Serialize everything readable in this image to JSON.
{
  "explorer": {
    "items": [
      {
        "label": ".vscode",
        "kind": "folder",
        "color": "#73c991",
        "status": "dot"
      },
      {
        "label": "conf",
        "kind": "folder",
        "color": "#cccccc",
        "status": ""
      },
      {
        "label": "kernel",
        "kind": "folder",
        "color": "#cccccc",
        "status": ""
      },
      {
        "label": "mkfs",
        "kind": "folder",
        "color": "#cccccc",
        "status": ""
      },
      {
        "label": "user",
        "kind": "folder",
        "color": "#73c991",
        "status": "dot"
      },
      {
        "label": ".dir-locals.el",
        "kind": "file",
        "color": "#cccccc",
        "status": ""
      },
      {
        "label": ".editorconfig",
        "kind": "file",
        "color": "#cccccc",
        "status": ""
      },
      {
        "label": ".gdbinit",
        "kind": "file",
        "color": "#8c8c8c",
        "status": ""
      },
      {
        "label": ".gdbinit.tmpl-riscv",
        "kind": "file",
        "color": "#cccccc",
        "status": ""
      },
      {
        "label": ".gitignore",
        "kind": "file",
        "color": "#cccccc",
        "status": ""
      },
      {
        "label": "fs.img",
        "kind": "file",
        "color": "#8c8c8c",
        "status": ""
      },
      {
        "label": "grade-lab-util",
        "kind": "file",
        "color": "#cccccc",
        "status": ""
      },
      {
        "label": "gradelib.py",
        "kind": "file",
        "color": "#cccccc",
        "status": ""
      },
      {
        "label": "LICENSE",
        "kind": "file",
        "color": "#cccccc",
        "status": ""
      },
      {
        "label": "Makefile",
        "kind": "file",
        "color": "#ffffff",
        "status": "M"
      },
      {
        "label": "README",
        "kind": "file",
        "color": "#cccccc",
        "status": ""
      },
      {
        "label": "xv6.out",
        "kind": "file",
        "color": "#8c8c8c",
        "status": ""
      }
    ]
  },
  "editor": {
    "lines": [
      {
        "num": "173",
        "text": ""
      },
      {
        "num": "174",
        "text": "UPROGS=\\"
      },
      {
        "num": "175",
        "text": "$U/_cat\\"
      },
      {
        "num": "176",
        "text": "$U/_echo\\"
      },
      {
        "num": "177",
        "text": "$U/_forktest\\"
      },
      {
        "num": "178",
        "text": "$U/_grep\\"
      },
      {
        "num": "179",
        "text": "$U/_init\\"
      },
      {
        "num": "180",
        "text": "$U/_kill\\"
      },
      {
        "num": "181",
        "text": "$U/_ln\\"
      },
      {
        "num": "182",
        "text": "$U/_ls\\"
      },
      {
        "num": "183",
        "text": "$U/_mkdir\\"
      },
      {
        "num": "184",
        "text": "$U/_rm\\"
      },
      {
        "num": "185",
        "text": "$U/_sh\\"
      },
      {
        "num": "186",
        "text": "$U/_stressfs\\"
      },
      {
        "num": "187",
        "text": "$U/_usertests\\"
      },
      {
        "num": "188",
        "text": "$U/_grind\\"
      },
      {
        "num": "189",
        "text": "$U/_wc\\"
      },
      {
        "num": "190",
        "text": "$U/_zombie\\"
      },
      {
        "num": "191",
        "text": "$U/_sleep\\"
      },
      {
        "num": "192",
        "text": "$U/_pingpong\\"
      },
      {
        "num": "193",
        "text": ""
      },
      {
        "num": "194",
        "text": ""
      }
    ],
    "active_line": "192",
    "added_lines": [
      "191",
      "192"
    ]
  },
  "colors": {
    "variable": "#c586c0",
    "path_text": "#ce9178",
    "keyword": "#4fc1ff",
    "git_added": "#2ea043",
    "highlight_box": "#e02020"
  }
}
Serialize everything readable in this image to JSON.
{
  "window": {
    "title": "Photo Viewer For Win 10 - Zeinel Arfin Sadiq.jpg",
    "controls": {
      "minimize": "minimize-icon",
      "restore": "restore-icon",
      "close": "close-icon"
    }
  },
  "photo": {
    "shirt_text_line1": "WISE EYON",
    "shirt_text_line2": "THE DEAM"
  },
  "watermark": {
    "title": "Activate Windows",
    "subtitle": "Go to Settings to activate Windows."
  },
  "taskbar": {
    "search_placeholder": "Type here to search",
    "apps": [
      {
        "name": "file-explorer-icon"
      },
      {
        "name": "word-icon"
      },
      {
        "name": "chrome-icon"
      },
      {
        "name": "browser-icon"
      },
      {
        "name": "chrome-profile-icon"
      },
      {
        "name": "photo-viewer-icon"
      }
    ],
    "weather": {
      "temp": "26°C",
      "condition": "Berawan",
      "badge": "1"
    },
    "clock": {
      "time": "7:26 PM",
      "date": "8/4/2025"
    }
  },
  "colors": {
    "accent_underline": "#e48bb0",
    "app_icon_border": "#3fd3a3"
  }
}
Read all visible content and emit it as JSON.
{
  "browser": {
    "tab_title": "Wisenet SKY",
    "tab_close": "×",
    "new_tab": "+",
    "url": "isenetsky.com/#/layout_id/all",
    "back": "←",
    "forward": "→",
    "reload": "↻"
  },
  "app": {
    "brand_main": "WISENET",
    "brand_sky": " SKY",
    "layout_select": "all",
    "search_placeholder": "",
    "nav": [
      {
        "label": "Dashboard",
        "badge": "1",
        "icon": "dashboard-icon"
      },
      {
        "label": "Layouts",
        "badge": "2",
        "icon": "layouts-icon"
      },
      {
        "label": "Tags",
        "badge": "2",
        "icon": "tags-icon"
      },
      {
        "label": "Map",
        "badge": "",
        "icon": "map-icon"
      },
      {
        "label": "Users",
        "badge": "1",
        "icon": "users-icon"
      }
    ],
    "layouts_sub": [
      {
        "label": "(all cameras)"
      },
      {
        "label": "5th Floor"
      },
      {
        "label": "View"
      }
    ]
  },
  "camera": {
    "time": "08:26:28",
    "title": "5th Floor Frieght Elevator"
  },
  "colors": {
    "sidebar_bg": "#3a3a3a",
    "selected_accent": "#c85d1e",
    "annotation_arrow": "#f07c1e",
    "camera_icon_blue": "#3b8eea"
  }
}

# # # #

All entries must be repeated verbatim.

● Written solution:
Serialize everything readable in this image to JSON.
{
  "explorer": {
    "items": [
      {
        "label": ".vscode",
        "kind": "folder",
        "color": "#73c991",
        "status": "dot"
      },
      {
        "label": "conf",
        "kind": "folder",
        "color": "#cccccc",
        "status": ""
      },
      {
        "label": "kernel",
        "kind": "folder",
        "color": "#cccccc",
        "status": ""
      },
      {
        "label": "mkfs",
        "kind": "folder",
        "color": "#cccccc",
        "status": ""
      },
      {
        "label": "user",
        "kind": "folder",
        "color": "#73c991",
        "status": "dot"
      },
      {
        "label": ".dir-locals.el",
        "kind": "file",
        "color": "#cccccc",
        "status": ""
      },
      {
        "label": ".editorconfig",
        "kind": "file",
        "color": "#cccccc",
        "status": ""
      },
      {
        "label": ".gdbinit",
        "kind": "file",
        "color": "#8c8c8c",
        "status": ""
      },
      {
        "label": ".gdbinit.tmpl-riscv",
        "kind": "file",
        "color": "#cccccc",
        "status": ""
      },
      {
        "label": ".gitignore",
        "kind": "file",
        "color": "#cccccc",
        "status": ""
      },
      {
        "label": "fs.img",
        "kind": "file",
        "color": "#8c8c8c",
        "status": ""
      },
      {
        "label": "grade-lab-util",
        "kind": "file",
        "color": "#cccccc",
        "status": ""
      },
      {
        "label": "gradelib.py",
        "kind": "file",
        "color": "#cccccc",
        "status": ""
      },
      {
        "label": "LICENSE",
        "kind": "file",
        "color": "#cccccc",
        "status": ""
      },
      {
        "label": "Makefile",
        "kind": "file",
        "color": "#ffffff",
        "status": "M"
      },
      {
        "label": "README",
        "kind": "file",
        "color": "#cccccc",
        "status": ""
      },
      {
        "label": "xv6.out",
        "kind": "file",
        "color": "#8c8c8c",
        "status": ""
      }
    ]
  },
  "editor": {
    "lines": [
      {
        "num": "173",
        "text": ""
      },
      {
        "num": "174",
        "text": "UPROGS=\\"
      },
      {
        "num": "175",
        "text": "$U/_cat\\"
      },
      {
        "num": "176",
        "text": "$U/_echo\\"
      },
      {
        "num": "177",
        "text": "$U/_forktest\\"
      },
      {
        "num": "178",
        "text": "$U/_grep\\"
      },
      {
        "num": "179",
        "text": "$U/_init\\"
      },
      {
        "num": "180",
        "text": "$U/_kill\\"
      },
      {
        "num": "181",
        "text": "$U/_ln\\"
      },
      {
        "num": "182",
        "text": "$U/_ls\\"
      },
      {
        "num": "183",
        "text": "$U/_mkdir\\"
      },
      {
        "num": "184",
        "text": "$U/_rm\\"
      },
      {
        "num": "185",
        "text": "$U/_sh\\"
      },
      {
        "num": "186",
        "text": "$U/_stressfs\\"
      },
      {
        "num": "187",
        "text": "$U/_usertests\\"
      },
      {
        "num": "188",
        "text": "$U/_grind\\"
      },
      {
        "num": "189",
        "text": "$U/_wc\\"
      },
      {
        "num": "190",
        "text": "$U/_zombie\\"
      },
      {
        "num": "191",
        "text": "$U/_sleep\\"
      },
      {
        "num": "192",
        "text": "$U/_pingpong\\"
      },
      {
        "num": "193",
        "text": ""
      },
      {
        "num": "194",
        "text": ""
      }
    ],
    "active_line": "192",
    "added_lines": [
      "191",
      "192"
    ]
  },
  "colors": {
    "variable": "#c586c0",
    "path_text": "#ce9178",
    "keyword": "#4fc1ff",
    "git_added": "#2ea043",
    "highlight_box": "#e02020"
  }
}
Serialize everything readable in this image to JSON.
{
  "window": {
    "title": "Photo Viewer For Win 10 - Zeinel Arfin Sadiq.jpg",
    "controls": {
      "minimize": "minimize-icon",
      "restore": "restore-icon",
      "close": "close-icon"
    }
  },
  "photo": {
    "shirt_text_line1": "WISE EYON",
    "shirt_text_line2": "THE DEAM"
  },
  "watermark": {
    "title": "Activate Windows",
    "subtitle": "Go to Settings to activate Windows."
  },
  "taskbar": {
    "search_placeholder": "Type here to search",
    "apps": [
      {
        "name": "file-explorer-icon"
      },
      {
        "name": "word-icon"
      },
      {
        "name": "chrome-icon"
      },
      {
        "name": "browser-icon"
      },
      {
        "name": "chrome-profile-icon"
      },
      {
        "name": "photo-viewer-icon"
      }
    ],
    "weather": {
      "temp": "26°C",
      "condition": "Berawan",
      "badge": "1"
    },
    "clock": {
      "time": "7:26 PM",
      "date": "8/4/2025"
    }
  },
  "colors": {
    "accent_underline": "#e48bb0",
    "app_icon_border": "#3fd3a3"
  }
}
Read all visible content and emit it as JSON.
{
  "browser": {
    "tab_title": "Wisenet SKY",
    "tab_close": "×",
    "new_tab": "+",
    "url": "isenetsky.com/#/layout_id/all",
    "back": "←",
    "forward": "→",
    "reload": "↻"
  },
  "app": {
    "brand_main": "WISENET",
    "brand_sky": " SKY",
    "layout_select": "all",
    "search_placeholder": "",
    "nav": [
      {
        "label": "Dashboard",
        "badge": "1",
        "icon": "dashboard-icon"
      },
      {
        "label": "Layouts",
        "badge": "2",
        "icon": "layouts-icon"
      },
      {
        "label": "Tags",
        "badge": "2",
        "icon": "tags-icon"
      },
      {
        "label": "Map",
        "badge": "",
        "icon": "map-icon"
      },
      {
        "label": "Users",
        "badge": "1",
        "icon": "users-icon"
      }
    ],
    "layouts_sub": [
      {
        "label": "(all cameras)"
      },
      {
        "label": "5th Floor"
      },
      {
        "label": "View"
      }
    ]
  },
  "camera": {
    "time": "08:26:28",
    "title": "5th Floor Frieght Elevator"
  },
  "colors": {
    "sidebar_bg": "#3a3a3a",
    "selected_accent": "#c85d1e",
    "annotation_arrow": "#f07c1e",
    "camera_icon_blue": "#3b8eea"
  }
}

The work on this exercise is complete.